### 作業内容:
市東さんの逮捕をめぐる経過を記した本文を、一字も変えずに全文もう一度書いてください。

### 本文:
3時55分ごろ、ゴルフ場先の堀の内の畑で作業をしていた市東さんは、連絡を受けて現場に急行、NAAと作業員に猛然と抗議・弾劾した。援農に入っていた支援数人も加わる。
4時15分ごろ、ワゴン車2台に乗った機動隊が押しかけ、市東さんと支援を路上で囲い込む。
4時30分、私服公安警察10人ほどが急行し、市東さんを「器物損壊罪」で「逮捕」を告げ、手錠をかける。
同時刻、反対同盟員、三里塚現闘員の先発隊が到着。市東さん防衛の闘いに入る。萩原進事務局次長は、手錠をかけられた市東さんの腕の内側に自分の腕を差し込んで「市東さんを逮捕するなら俺も一緒に逮捕しろ」と、機動隊・私服刑事を圧倒。市東さんの身柄をめぐる攻防が約10分間つづく。
4時35分ごろ、パトカーに連れ込もうとしていた私服刑事、機動隊は、同盟・支援の抵抗の強さでこれを断念。
4時41分、市東さんを小見川県道の方に連れて行き、警察ワゴン車に乗せる。
同時刻、駆けつけた三里塚現闘の第2波部隊が到着すると、まさに市東さんがワゴン車に乗せられようとしている所だった。この部隊も総力で市東さん防衛の闘いに加わる。この過程で現闘員1人が「公務執行妨害」で不当逮捕される。
午後6時すぎから支援連は市東さんが勾留されている成田警察署前に陣取って、不当逮捕弾劾、即時釈放要求、差し入れ要求の抗議行動を10時30分まで展開。北原事務局長もかけつけ警察署長への面会を要求。

### 提示資料:
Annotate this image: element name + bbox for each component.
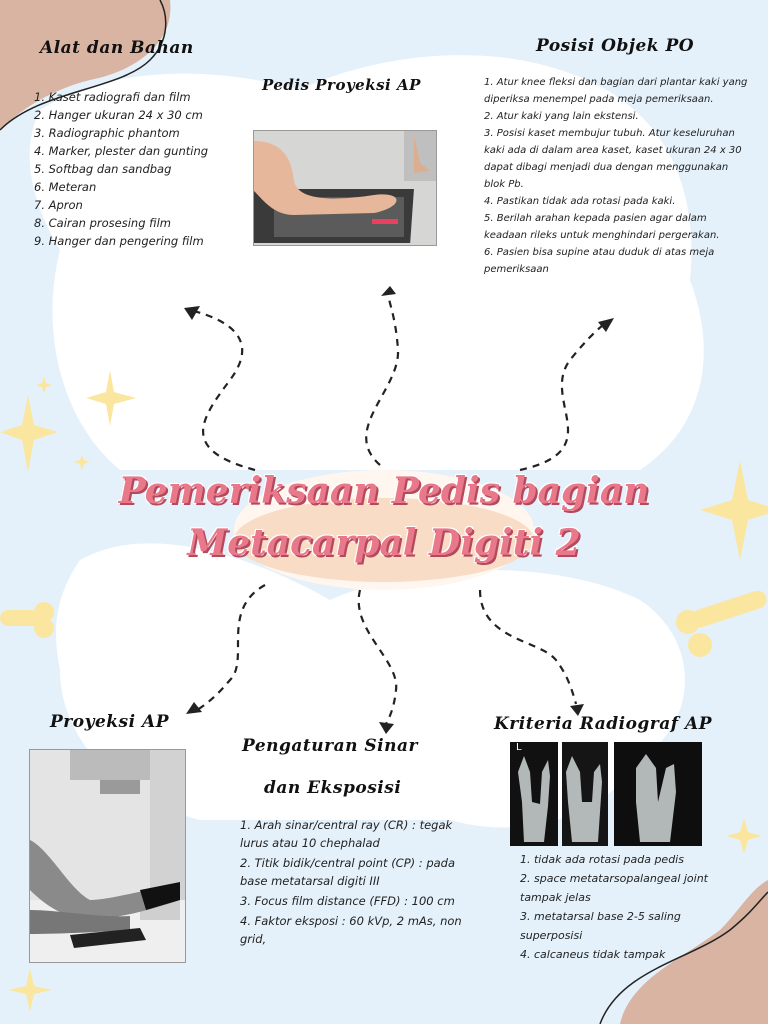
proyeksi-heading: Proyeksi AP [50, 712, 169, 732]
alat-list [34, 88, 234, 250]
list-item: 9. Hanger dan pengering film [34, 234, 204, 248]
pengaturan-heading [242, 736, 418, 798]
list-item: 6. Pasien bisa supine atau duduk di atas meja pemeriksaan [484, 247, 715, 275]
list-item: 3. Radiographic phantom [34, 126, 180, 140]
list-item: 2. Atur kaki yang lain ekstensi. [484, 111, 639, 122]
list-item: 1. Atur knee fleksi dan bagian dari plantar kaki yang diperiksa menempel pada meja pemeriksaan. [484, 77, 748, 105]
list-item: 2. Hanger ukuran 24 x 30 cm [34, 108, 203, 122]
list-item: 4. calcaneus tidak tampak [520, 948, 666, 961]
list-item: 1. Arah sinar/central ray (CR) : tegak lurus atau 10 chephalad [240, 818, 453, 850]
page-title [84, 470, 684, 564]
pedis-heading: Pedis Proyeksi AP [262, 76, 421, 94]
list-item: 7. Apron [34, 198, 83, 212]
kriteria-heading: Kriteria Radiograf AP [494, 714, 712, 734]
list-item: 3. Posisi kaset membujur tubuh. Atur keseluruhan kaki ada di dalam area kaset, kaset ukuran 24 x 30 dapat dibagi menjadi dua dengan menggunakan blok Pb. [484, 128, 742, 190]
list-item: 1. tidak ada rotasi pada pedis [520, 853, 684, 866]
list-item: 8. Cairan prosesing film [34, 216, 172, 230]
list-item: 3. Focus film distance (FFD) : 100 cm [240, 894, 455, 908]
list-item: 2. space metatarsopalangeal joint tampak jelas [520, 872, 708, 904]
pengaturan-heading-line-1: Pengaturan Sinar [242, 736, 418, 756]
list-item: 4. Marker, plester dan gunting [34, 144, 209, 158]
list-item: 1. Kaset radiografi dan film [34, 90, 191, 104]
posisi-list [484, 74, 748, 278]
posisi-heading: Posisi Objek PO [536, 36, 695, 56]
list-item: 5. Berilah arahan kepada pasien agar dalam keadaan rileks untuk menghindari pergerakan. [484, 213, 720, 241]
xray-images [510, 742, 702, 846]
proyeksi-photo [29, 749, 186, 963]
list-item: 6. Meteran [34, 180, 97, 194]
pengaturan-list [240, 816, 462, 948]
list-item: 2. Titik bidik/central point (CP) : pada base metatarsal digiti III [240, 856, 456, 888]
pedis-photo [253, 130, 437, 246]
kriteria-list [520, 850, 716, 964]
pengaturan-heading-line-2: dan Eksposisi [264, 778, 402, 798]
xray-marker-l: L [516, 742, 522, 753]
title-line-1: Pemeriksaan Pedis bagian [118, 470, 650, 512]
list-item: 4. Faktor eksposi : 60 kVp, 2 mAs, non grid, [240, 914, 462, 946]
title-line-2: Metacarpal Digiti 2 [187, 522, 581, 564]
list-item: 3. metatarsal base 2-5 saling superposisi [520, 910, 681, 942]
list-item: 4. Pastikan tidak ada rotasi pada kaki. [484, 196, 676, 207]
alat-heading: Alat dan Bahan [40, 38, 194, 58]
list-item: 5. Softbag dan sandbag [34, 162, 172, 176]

...

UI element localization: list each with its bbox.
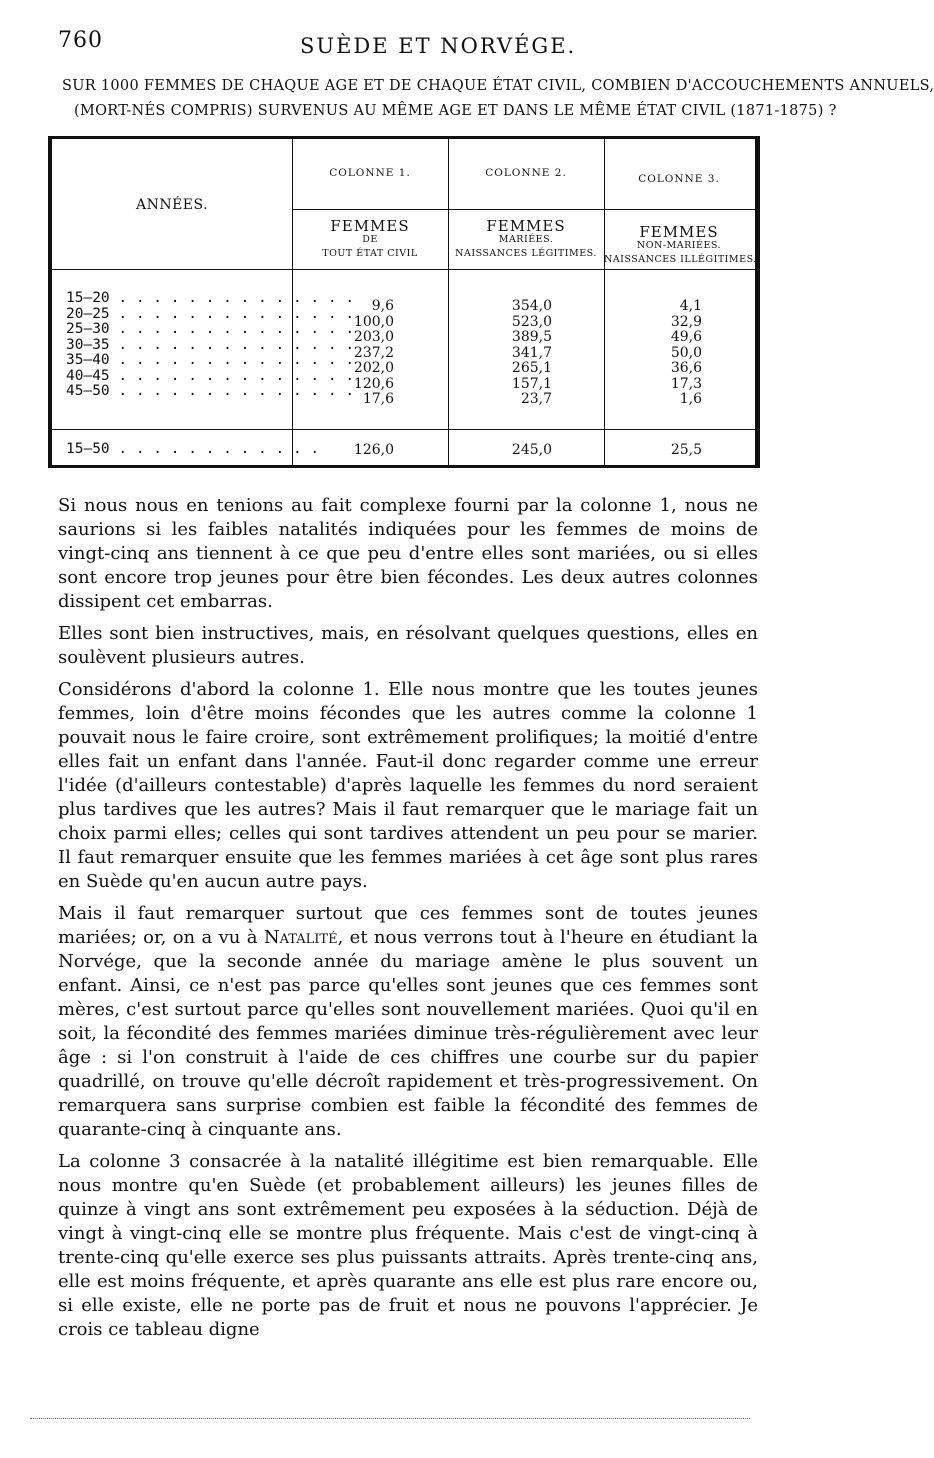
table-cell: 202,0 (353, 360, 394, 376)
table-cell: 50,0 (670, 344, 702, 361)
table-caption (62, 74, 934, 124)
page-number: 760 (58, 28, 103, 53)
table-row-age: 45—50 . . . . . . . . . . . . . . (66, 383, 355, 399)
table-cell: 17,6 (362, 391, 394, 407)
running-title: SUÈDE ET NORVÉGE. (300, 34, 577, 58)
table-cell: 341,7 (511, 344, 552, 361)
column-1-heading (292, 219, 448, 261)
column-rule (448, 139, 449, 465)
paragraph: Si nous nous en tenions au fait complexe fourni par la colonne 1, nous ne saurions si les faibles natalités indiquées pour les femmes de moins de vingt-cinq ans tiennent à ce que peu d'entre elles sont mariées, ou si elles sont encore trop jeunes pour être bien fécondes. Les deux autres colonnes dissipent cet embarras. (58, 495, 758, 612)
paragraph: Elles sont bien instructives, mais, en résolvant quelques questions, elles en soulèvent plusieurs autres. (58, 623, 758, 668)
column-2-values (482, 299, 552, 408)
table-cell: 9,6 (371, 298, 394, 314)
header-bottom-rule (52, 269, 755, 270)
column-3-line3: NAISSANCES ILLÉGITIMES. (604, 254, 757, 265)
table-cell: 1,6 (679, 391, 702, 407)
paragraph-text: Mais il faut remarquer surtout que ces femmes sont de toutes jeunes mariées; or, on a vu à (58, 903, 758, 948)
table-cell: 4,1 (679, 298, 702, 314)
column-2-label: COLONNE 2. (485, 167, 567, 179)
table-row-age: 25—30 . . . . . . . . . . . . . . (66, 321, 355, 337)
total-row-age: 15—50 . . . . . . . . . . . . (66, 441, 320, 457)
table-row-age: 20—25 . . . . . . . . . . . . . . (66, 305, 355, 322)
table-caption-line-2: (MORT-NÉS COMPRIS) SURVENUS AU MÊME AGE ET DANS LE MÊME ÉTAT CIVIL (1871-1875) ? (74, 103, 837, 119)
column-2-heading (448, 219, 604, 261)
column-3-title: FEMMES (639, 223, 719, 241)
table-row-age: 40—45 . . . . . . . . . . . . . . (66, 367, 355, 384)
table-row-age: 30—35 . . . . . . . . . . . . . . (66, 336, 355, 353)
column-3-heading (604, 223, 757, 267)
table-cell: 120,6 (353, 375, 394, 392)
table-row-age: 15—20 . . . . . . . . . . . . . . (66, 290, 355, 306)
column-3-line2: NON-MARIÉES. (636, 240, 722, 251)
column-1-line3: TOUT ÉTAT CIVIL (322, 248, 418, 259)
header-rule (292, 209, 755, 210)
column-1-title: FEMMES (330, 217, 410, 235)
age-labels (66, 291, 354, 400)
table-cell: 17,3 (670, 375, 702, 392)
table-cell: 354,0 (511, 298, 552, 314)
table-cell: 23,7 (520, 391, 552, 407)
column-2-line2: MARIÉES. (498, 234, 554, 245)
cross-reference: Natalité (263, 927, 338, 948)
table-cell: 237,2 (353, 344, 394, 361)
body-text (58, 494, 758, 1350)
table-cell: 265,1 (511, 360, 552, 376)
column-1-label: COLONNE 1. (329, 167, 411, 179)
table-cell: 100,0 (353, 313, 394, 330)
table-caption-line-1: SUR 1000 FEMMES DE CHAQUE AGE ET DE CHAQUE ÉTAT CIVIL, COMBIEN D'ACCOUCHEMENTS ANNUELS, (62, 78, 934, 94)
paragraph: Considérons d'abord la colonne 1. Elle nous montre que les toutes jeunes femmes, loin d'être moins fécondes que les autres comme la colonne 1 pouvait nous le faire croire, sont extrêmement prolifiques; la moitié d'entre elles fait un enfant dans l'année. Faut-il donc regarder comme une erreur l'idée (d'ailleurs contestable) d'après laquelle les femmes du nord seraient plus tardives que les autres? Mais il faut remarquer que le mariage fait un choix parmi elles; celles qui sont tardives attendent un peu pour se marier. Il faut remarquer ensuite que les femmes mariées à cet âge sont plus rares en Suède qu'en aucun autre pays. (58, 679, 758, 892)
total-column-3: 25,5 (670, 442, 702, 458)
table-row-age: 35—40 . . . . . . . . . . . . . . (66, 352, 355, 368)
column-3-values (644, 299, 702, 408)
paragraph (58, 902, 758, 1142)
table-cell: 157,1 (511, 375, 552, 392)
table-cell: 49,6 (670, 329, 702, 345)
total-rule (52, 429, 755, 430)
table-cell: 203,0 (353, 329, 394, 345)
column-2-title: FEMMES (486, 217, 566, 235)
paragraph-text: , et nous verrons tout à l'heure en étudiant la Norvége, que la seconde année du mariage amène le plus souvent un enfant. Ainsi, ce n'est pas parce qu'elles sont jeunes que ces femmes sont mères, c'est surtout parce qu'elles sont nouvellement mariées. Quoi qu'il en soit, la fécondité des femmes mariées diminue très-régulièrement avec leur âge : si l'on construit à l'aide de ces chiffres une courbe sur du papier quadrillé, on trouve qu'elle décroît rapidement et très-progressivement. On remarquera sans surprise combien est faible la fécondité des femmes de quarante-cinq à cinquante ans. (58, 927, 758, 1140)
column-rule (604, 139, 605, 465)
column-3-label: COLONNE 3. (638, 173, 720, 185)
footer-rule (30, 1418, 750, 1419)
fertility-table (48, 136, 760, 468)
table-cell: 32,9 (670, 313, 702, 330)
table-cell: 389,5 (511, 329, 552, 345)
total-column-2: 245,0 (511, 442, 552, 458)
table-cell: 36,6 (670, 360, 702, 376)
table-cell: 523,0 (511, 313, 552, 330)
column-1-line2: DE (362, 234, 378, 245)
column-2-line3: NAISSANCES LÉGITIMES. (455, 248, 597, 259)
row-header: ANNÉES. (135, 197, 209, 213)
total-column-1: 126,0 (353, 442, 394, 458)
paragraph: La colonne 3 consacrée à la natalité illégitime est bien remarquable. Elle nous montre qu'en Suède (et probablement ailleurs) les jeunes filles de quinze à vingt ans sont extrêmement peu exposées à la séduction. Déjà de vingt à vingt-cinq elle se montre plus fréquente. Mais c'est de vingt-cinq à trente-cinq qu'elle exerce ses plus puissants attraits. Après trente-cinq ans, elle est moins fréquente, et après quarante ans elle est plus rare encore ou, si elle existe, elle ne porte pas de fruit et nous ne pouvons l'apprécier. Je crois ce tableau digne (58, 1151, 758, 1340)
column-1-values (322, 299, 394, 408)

### 解答:
3時55分ごろ、ゴルフ場先の堀の内の畑で作業をしていた市東さんは、連絡を受けて現場に急行、NAAと作業員に猛然と抗議・弾劾した。援農に入っていた支援数人も加わる。
4時15分ごろ、ワゴン車2台に乗った機動隊が押しかけ、市東さんと支援を路上で囲い込む。
4時30分、私服公安警察10人ほどが急行し、市東さんを「器物損壊罪」で「逮捕」を告げ、手錠をかける。
同時刻、反対同盟員、三里塚現闘員の先発隊が到着。市東さん防衛の闘いに入る。萩原進事務局次長は、手錠をかけられた市東さんの腕の内側に自分の腕を差し込んで「市東さんを逮捕するなら俺も一緒に逮捕しろ」と、機動隊・私服刑事を圧倒。市東さんの身柄をめぐる攻防が約10分間つづく。
4時35分ごろ、パトカーに連れ込もうとしていた私服刑事、機動隊は、同盟・支援の抵抗の強さでこれを断念。
4時41分、市東さんを小見川県道の方に連れて行き、警察ワゴン車に乗せる。
同時刻、駆けつけた三里塚現闘の第2波部隊が到着すると、まさに市東さんがワゴン車に乗せられようとしている所だった。この部隊も総力で市東さん防衛の闘いに加わる。この過程で現闘員1人が「公務執行妨害」で不当逮捕される。
午後6時すぎから支援連は市東さんが勾留されている成田警察署前に陣取って、不当逮捕弾劾、即時釈放要求、差し入れ要求の抗議行動を10時30分まで展開。北原事務局長もかけつけ警察署長への面会を要求。